YOUR OBJECTIVE:
Images should be left out, and everything else in the listing reproduced exactly.

Figure dataset records:
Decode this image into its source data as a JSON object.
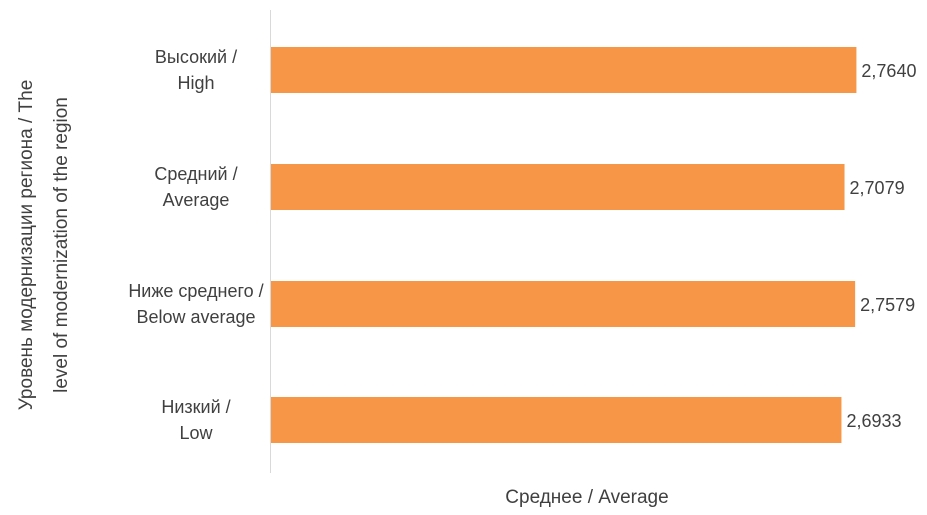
{
  "chart_data": {
    "type": "bar",
    "orientation": "horizontal",
    "categories": [
      [
        "Высокий /",
        "High"
      ],
      [
        "Средний /",
        "Average"
      ],
      [
        "Ниже среднего /",
        "Below average"
      ],
      [
        "Низкий /",
        "Low"
      ]
    ],
    "values": [
      2.764,
      2.7079,
      2.7579,
      2.6933
    ],
    "data_labels": [
      "2,7640",
      "2,7079",
      "2,7579",
      "2,6933"
    ],
    "xlabel": "Среднее / Average",
    "ylabel": [
      "Уровень модернизации региона / The",
      "level of modernization of the region"
    ],
    "bar_color": "#F79646",
    "grid": false,
    "legend": "none"
  }
}
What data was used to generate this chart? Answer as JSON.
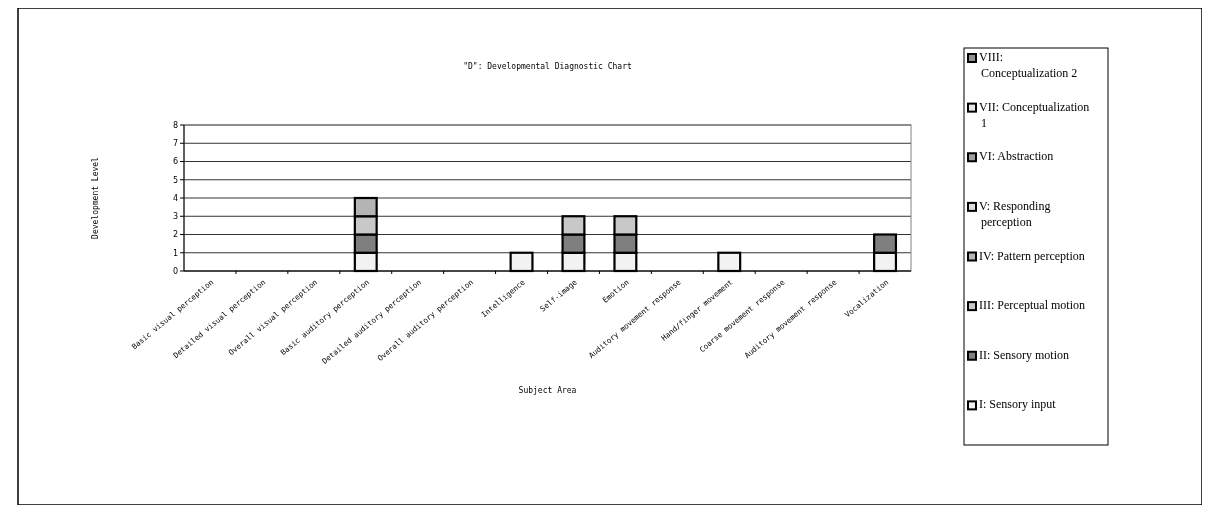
{
  "chart_data": {
    "type": "bar",
    "stacked": true,
    "title": "\"D\": Developmental Diagnostic Chart",
    "xlabel": "Subject Area",
    "ylabel": "Development Level",
    "categories": [
      "Basic visual perception",
      "Detailed visual perception",
      "Overall visual perception",
      "Basic auditory perception",
      "Detailed auditory perception",
      "Overall auditory perception",
      "Intelligence",
      "Self-image",
      "Emotion",
      "Auditory movement response",
      "Hand/finger movement",
      "Coarse movement response",
      "Auditory movement response",
      "Vocalization"
    ],
    "series": [
      {
        "name": "I: Sensory input",
        "color": "#f2f2f2",
        "values": [
          0,
          0,
          0,
          1,
          0,
          0,
          1,
          1,
          1,
          0,
          1,
          0,
          0,
          1
        ]
      },
      {
        "name": "II: Sensory motion",
        "color": "#7f7f7f",
        "values": [
          0,
          0,
          0,
          1,
          0,
          0,
          0,
          1,
          1,
          0,
          0,
          0,
          0,
          1
        ]
      },
      {
        "name": "III: Perceptual motion",
        "color": "#c8c8c8",
        "values": [
          0,
          0,
          0,
          1,
          0,
          0,
          0,
          1,
          1,
          0,
          0,
          0,
          0,
          0
        ]
      },
      {
        "name": "IV: Pattern perception",
        "color": "#b4b4b4",
        "values": [
          0,
          0,
          0,
          1,
          0,
          0,
          0,
          0,
          0,
          0,
          0,
          0,
          0,
          0
        ]
      },
      {
        "name": "V: Responding perception",
        "color": "#dcdcdc",
        "values": [
          0,
          0,
          0,
          0,
          0,
          0,
          0,
          0,
          0,
          0,
          0,
          0,
          0,
          0
        ]
      },
      {
        "name": "VI: Abstraction",
        "color": "#a0a0a0",
        "values": [
          0,
          0,
          0,
          0,
          0,
          0,
          0,
          0,
          0,
          0,
          0,
          0,
          0,
          0
        ]
      },
      {
        "name": "VII: Conceptualization 1",
        "color": "#e6e6e6",
        "values": [
          0,
          0,
          0,
          0,
          0,
          0,
          0,
          0,
          0,
          0,
          0,
          0,
          0,
          0
        ]
      },
      {
        "name": "VIII: Conceptualization 2",
        "color": "#909090",
        "values": [
          0,
          0,
          0,
          0,
          0,
          0,
          0,
          0,
          0,
          0,
          0,
          0,
          0,
          0
        ]
      }
    ],
    "ylim": [
      0,
      8
    ],
    "yticks": [
      0,
      1,
      2,
      3,
      4,
      5,
      6,
      7,
      8
    ],
    "grid": "y",
    "legend": "right"
  }
}
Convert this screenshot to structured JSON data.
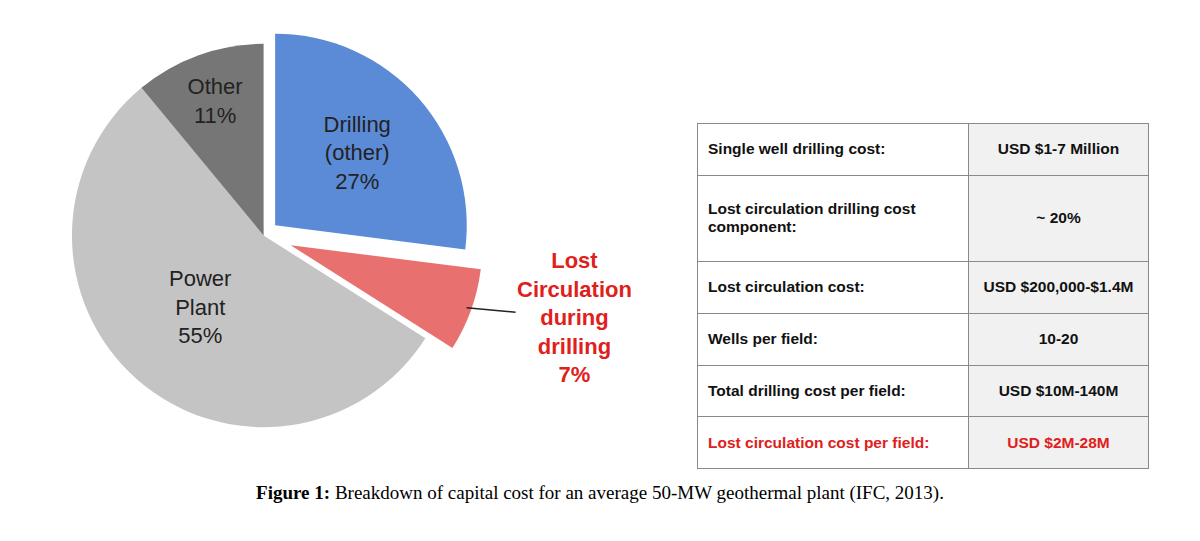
{
  "chart_data": {
    "type": "pie",
    "categories": [
      "Drilling (other)",
      "Lost Circulation during drilling",
      "Power Plant",
      "Other"
    ],
    "values": [
      27,
      7,
      55,
      11
    ],
    "value_labels": [
      "27%",
      "7%",
      "55%",
      "11%"
    ],
    "colors": [
      "#5b8ad6",
      "#e8706f",
      "#c4c4c4",
      "#767676"
    ],
    "data_labels": true
  },
  "table": {
    "rows": [
      [
        "Single well drilling cost:",
        "USD $1-7 Million"
      ],
      [
        "Lost circulation drilling cost component:",
        "~ 20%"
      ],
      [
        "Lost circulation cost:",
        "USD $200,000-$1.4M"
      ],
      [
        "Wells per field:",
        "10-20"
      ],
      [
        "Total drilling cost per field:",
        "USD $10M-140M"
      ],
      [
        "Lost circulation cost per field:",
        "USD $2M-28M"
      ]
    ]
  },
  "caption": {
    "label": "Figure 1:",
    "text": "Breakdown of capital cost for an average 50-MW geothermal plant (IFC, 2013)."
  }
}
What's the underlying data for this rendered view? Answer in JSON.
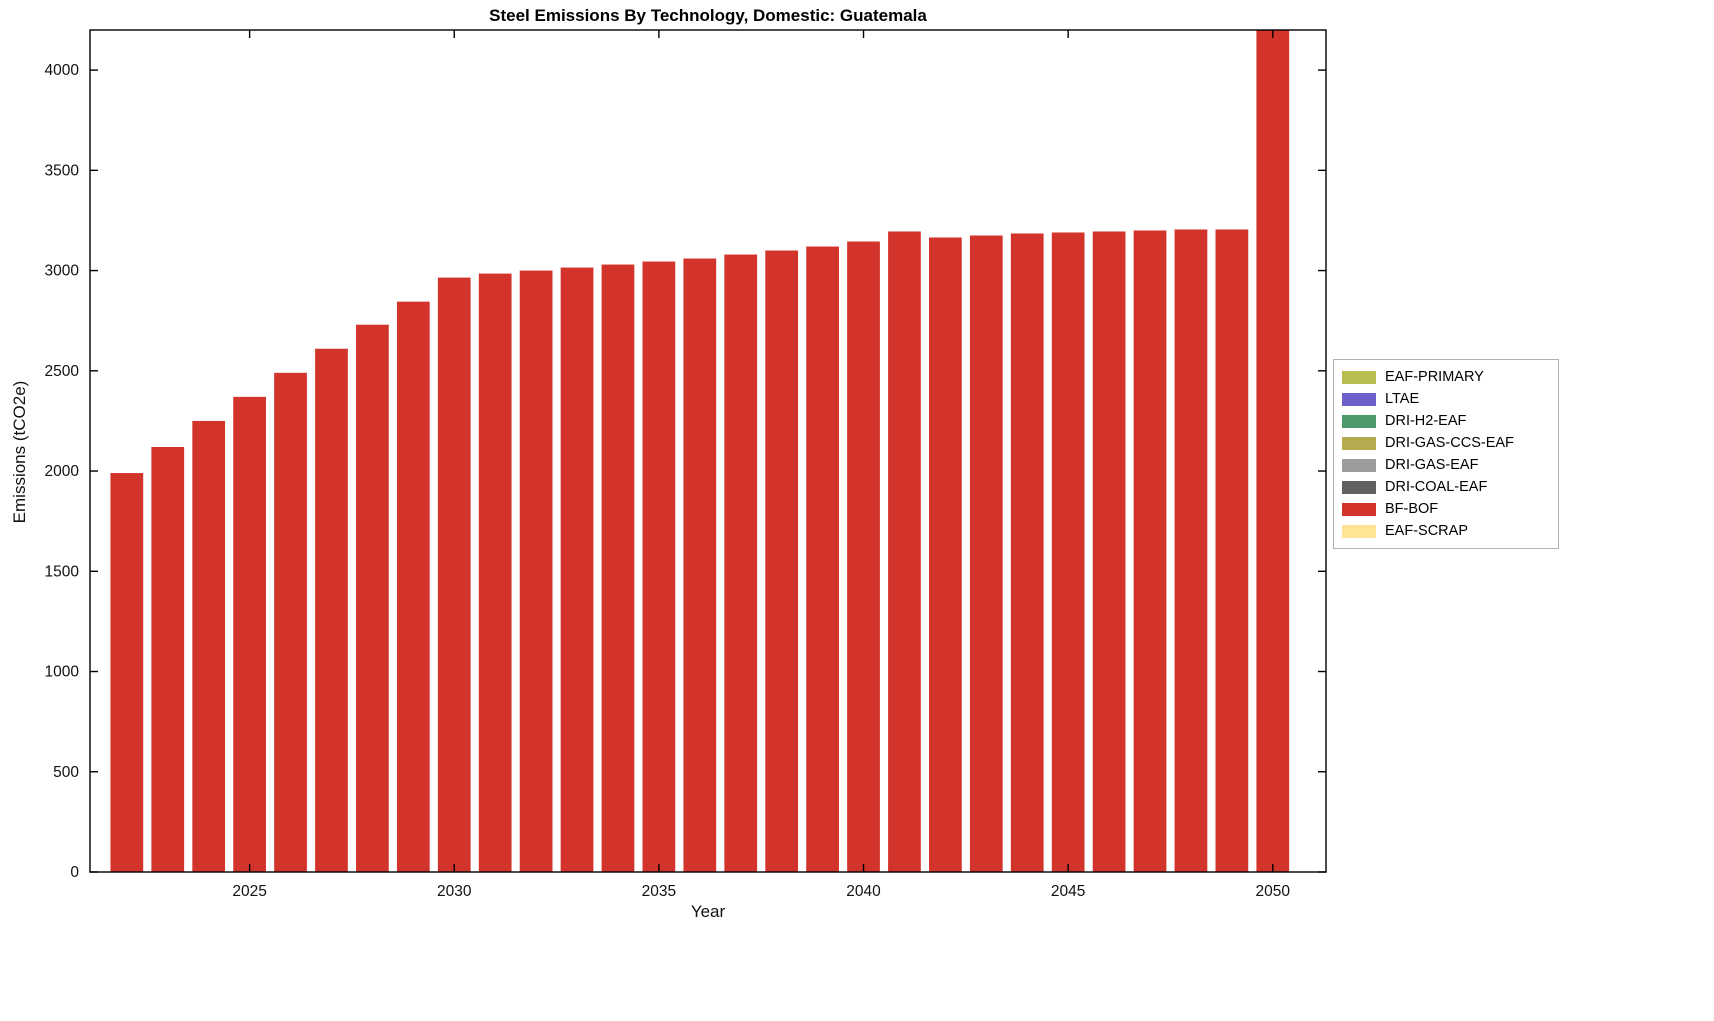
{
  "title": "Steel Emissions By Technology, Domestic: Guatemala",
  "xlabel": "Year",
  "ylabel": "Emissions (tCO2e)",
  "legend": {
    "position": "right-outside",
    "items": [
      {
        "label": "EAF-PRIMARY",
        "color": "#b9bd51"
      },
      {
        "label": "LTAE",
        "color": "#6b5fc8"
      },
      {
        "label": "DRI-H2-EAF",
        "color": "#4e9a6d"
      },
      {
        "label": "DRI-GAS-CCS-EAF",
        "color": "#b5aa50"
      },
      {
        "label": "DRI-GAS-EAF",
        "color": "#9c9c9c"
      },
      {
        "label": "DRI-COAL-EAF",
        "color": "#606060"
      },
      {
        "label": "BF-BOF",
        "color": "#d2342c"
      },
      {
        "label": "EAF-SCRAP",
        "color": "#ffe495"
      }
    ]
  },
  "chart_data": {
    "type": "bar",
    "stacked": true,
    "title": "Steel Emissions By Technology, Domestic: Guatemala",
    "xlabel": "Year",
    "ylabel": "Emissions (tCO2e)",
    "categories": [
      2022,
      2023,
      2024,
      2025,
      2026,
      2027,
      2028,
      2029,
      2030,
      2031,
      2032,
      2033,
      2034,
      2035,
      2036,
      2037,
      2038,
      2039,
      2040,
      2041,
      2042,
      2043,
      2044,
      2045,
      2046,
      2047,
      2048,
      2049,
      2050
    ],
    "series": [
      {
        "name": "BF-BOF",
        "color": "#d2342c",
        "values": [
          1990,
          2120,
          2250,
          2370,
          2490,
          2610,
          2730,
          2845,
          2965,
          2985,
          3000,
          3015,
          3030,
          3045,
          3060,
          3080,
          3100,
          3120,
          3145,
          3195,
          3165,
          3175,
          3185,
          3190,
          3195,
          3200,
          3205,
          3205,
          4300
        ]
      }
    ],
    "xticks": [
      2025,
      2030,
      2035,
      2040,
      2045,
      2050
    ],
    "yticks": [
      0,
      500,
      1000,
      1500,
      2000,
      2500,
      3000,
      3500,
      4000
    ],
    "xlim": [
      2021.1,
      2051.3
    ],
    "ylim": [
      0,
      4200
    ],
    "bar_width_years": 0.8,
    "grid": false,
    "axis_color": "#000000",
    "legend_position": "right-outside"
  }
}
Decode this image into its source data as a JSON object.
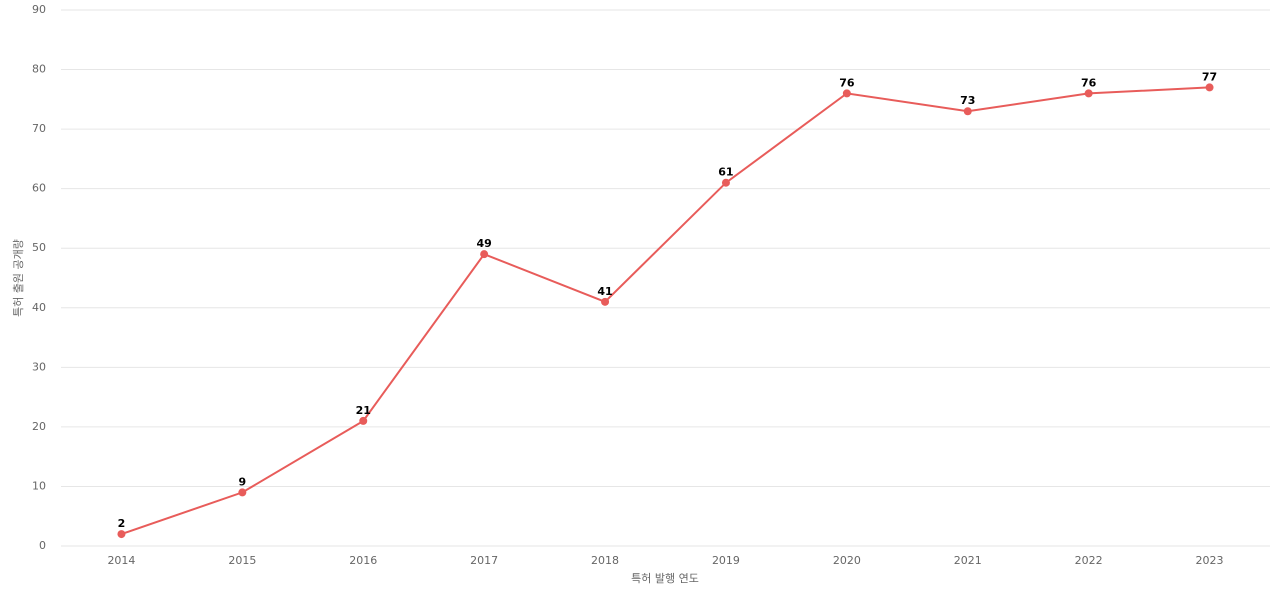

SOLVED PROBLEM:
Decode this image into its source data as a JSON object.
{
  "chart_data": {
    "type": "bar",
    "orientation": "horizontal",
    "categories": [
      [
        "Высокий /",
        "High"
      ],
      [
        "Средний /",
        "Average"
      ],
      [
        "Ниже среднего /",
        "Below average"
      ],
      [
        "Низкий /",
        "Low"
      ]
    ],
    "values": [
      2.764,
      2.7079,
      2.7579,
      2.6933
    ],
    "data_labels": [
      "2,7640",
      "2,7079",
      "2,7579",
      "2,6933"
    ],
    "xlabel": "Среднее / Average",
    "ylabel": [
      "Уровень модернизации региона / The",
      "level of modernization of the region"
    ],
    "bar_color": "#F79646",
    "grid": false,
    "legend": "none"
  }
}
What data was used to generate this chart? Answer as JSON.
{
  "chart_data": {
    "type": "bar",
    "stacked": true,
    "title": "\"D\": Developmental Diagnostic Chart",
    "xlabel": "Subject Area",
    "ylabel": "Development Level",
    "categories": [
      "Basic visual perception",
      "Detailed visual perception",
      "Overall visual perception",
      "Basic auditory perception",
      "Detailed auditory perception",
      "Overall auditory perception",
      "Intelligence",
      "Self-image",
      "Emotion",
      "Auditory movement response",
      "Hand/finger movement",
      "Coarse movement response",
      "Auditory movement response",
      "Vocalization"
    ],
    "series": [
      {
        "name": "I: Sensory input",
        "color": "#f2f2f2",
        "values": [
          0,
          0,
          0,
          1,
          0,
          0,
          1,
          1,
          1,
          0,
          1,
          0,
          0,
          1
        ]
      },
      {
        "name": "II: Sensory motion",
        "color": "#7f7f7f",
        "values": [
          0,
          0,
          0,
          1,
          0,
          0,
          0,
          1,
          1,
          0,
          0,
          0,
          0,
          1
        ]
      },
      {
        "name": "III: Perceptual motion",
        "color": "#c8c8c8",
        "values": [
          0,
          0,
          0,
          1,
          0,
          0,
          0,
          1,
          1,
          0,
          0,
          0,
          0,
          0
        ]
      },
      {
        "name": "IV: Pattern perception",
        "color": "#b4b4b4",
        "values": [
          0,
          0,
          0,
          1,
          0,
          0,
          0,
          0,
          0,
          0,
          0,
          0,
          0,
          0
        ]
      },
      {
        "name": "V: Responding perception",
        "color": "#dcdcdc",
        "values": [
          0,
          0,
          0,
          0,
          0,
          0,
          0,
          0,
          0,
          0,
          0,
          0,
          0,
          0
        ]
      },
      {
        "name": "VI: Abstraction",
        "color": "#a0a0a0",
        "values": [
          0,
          0,
          0,
          0,
          0,
          0,
          0,
          0,
          0,
          0,
          0,
          0,
          0,
          0
        ]
      },
      {
        "name": "VII: Conceptualization 1",
        "color": "#e6e6e6",
        "values": [
          0,
          0,
          0,
          0,
          0,
          0,
          0,
          0,
          0,
          0,
          0,
          0,
          0,
          0
        ]
      },
      {
        "name": "VIII: Conceptualization 2",
        "color": "#909090",
        "values": [
          0,
          0,
          0,
          0,
          0,
          0,
          0,
          0,
          0,
          0,
          0,
          0,
          0,
          0
        ]
      }
    ],
    "ylim": [
      0,
      8
    ],
    "yticks": [
      0,
      1,
      2,
      3,
      4,
      5,
      6,
      7,
      8
    ],
    "grid": "y",
    "legend": "right"
  }
}
Convert this screenshot to structured JSON data.
{
  "chart_data": {
    "type": "pie",
    "categories": [
      "Drilling (other)",
      "Lost Circulation during drilling",
      "Power Plant",
      "Other"
    ],
    "values": [
      27,
      7,
      55,
      11
    ],
    "value_labels": [
      "27%",
      "7%",
      "55%",
      "11%"
    ],
    "colors": [
      "#5b8ad6",
      "#e8706f",
      "#c4c4c4",
      "#767676"
    ],
    "data_labels": true
  },
  "table": {
    "rows": [
      [
        "Single well drilling cost:",
        "USD $1-7 Million"
      ],
      [
        "Lost circulation drilling cost component:",
        "~ 20%"
      ],
      [
        "Lost circulation cost:",
        "USD $200,000-$1.4M"
      ],
      [
        "Wells per field:",
        "10-20"
      ],
      [
        "Total drilling cost per field:",
        "USD $10M-140M"
      ],
      [
        "Lost circulation cost per field:",
        "USD $2M-28M"
      ]
    ]
  },
  "caption": {
    "label": "Figure 1:",
    "text": "Breakdown of capital cost for an average 50-MW geothermal plant (IFC, 2013)."
  }
}
What's the underlying data for this rendered view? Answer in JSON.
{
  "title": "Steel Emissions By Technology, Domestic: Guatemala",
  "xlabel": "Year",
  "ylabel": "Emissions (tCO2e)",
  "legend": {
    "position": "right-outside",
    "items": [
      {
        "label": "EAF-PRIMARY",
        "color": "#b9bd51"
      },
      {
        "label": "LTAE",
        "color": "#6b5fc8"
      },
      {
        "label": "DRI-H2-EAF",
        "color": "#4e9a6d"
      },
      {
        "label": "DRI-GAS-CCS-EAF",
        "color": "#b5aa50"
      },
      {
        "label": "DRI-GAS-EAF",
        "color": "#9c9c9c"
      },
      {
        "label": "DRI-COAL-EAF",
        "color": "#606060"
      },
      {
        "label": "BF-BOF",
        "color": "#d2342c"
      },
      {
        "label": "EAF-SCRAP",
        "color": "#ffe495"
      }
    ]
  },
  "chart_data": {
    "type": "bar",
    "stacked": true,
    "title": "Steel Emissions By Technology, Domestic: Guatemala",
    "xlabel": "Year",
    "ylabel": "Emissions (tCO2e)",
    "categories": [
      2022,
      2023,
      2024,
      2025,
      2026,
      2027,
      2028,
      2029,
      2030,
      2031,
      2032,
      2033,
      2034,
      2035,
      2036,
      2037,
      2038,
      2039,
      2040,
      2041,
      2042,
      2043,
      2044,
      2045,
      2046,
      2047,
      2048,
      2049,
      2050
    ],
    "series": [
      {
        "name": "BF-BOF",
        "color": "#d2342c",
        "values": [
          1990,
          2120,
          2250,
          2370,
          2490,
          2610,
          2730,
          2845,
          2965,
          2985,
          3000,
          3015,
          3030,
          3045,
          3060,
          3080,
          3100,
          3120,
          3145,
          3195,
          3165,
          3175,
          3185,
          3190,
          3195,
          3200,
          3205,
          3205,
          4300
        ]
      }
    ],
    "xticks": [
      2025,
      2030,
      2035,
      2040,
      2045,
      2050
    ],
    "yticks": [
      0,
      500,
      1000,
      1500,
      2000,
      2500,
      3000,
      3500,
      4000
    ],
    "xlim": [
      2021.1,
      2051.3
    ],
    "ylim": [
      0,
      4200
    ],
    "bar_width_years": 0.8,
    "grid": false,
    "axis_color": "#000000",
    "legend_position": "right-outside"
  }
}
Decode this image into its source data as a JSON object.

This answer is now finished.